Exercise prompt
In the material below, find each line holding the string "IRPF" and copy it.
__________
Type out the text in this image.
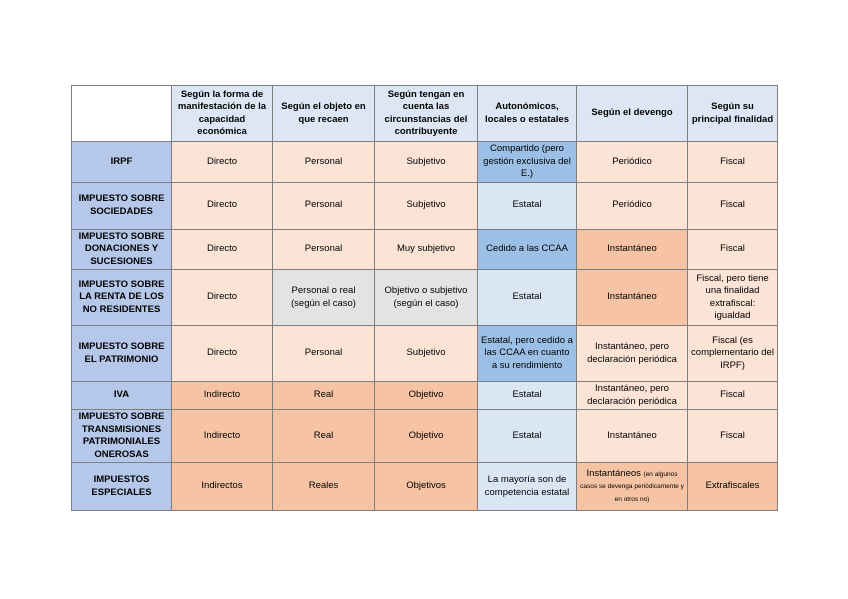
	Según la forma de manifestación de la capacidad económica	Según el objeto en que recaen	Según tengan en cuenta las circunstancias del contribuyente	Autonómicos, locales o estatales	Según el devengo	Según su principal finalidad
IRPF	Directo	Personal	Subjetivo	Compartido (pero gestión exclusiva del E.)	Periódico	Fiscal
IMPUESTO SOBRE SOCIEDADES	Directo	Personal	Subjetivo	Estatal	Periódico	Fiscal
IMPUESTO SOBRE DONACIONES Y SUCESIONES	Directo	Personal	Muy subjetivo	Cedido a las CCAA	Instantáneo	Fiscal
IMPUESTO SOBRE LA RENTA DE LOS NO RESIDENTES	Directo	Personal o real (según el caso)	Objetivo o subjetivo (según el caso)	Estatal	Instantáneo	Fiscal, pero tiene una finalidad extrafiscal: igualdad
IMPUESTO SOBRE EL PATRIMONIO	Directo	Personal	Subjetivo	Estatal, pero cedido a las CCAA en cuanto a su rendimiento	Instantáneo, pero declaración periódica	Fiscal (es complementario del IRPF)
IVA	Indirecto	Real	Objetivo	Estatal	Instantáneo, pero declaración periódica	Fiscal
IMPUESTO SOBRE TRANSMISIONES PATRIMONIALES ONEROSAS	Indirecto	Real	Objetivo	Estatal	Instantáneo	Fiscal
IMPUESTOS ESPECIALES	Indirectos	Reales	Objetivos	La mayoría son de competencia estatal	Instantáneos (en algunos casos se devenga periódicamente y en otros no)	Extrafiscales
__________
Answer for the task
IRPF	Directo	Personal	Subjetivo	Compartido (pero gestión exclusiva del E.)	Periódico	Fiscal
IMPUESTO SOBRE EL PATRIMONIO	Directo	Personal	Subjetivo	Estatal, pero cedido a las CCAA en cuanto a su rendimiento	Instantáneo, pero declaración periódica	Fiscal (es complementario del IRPF)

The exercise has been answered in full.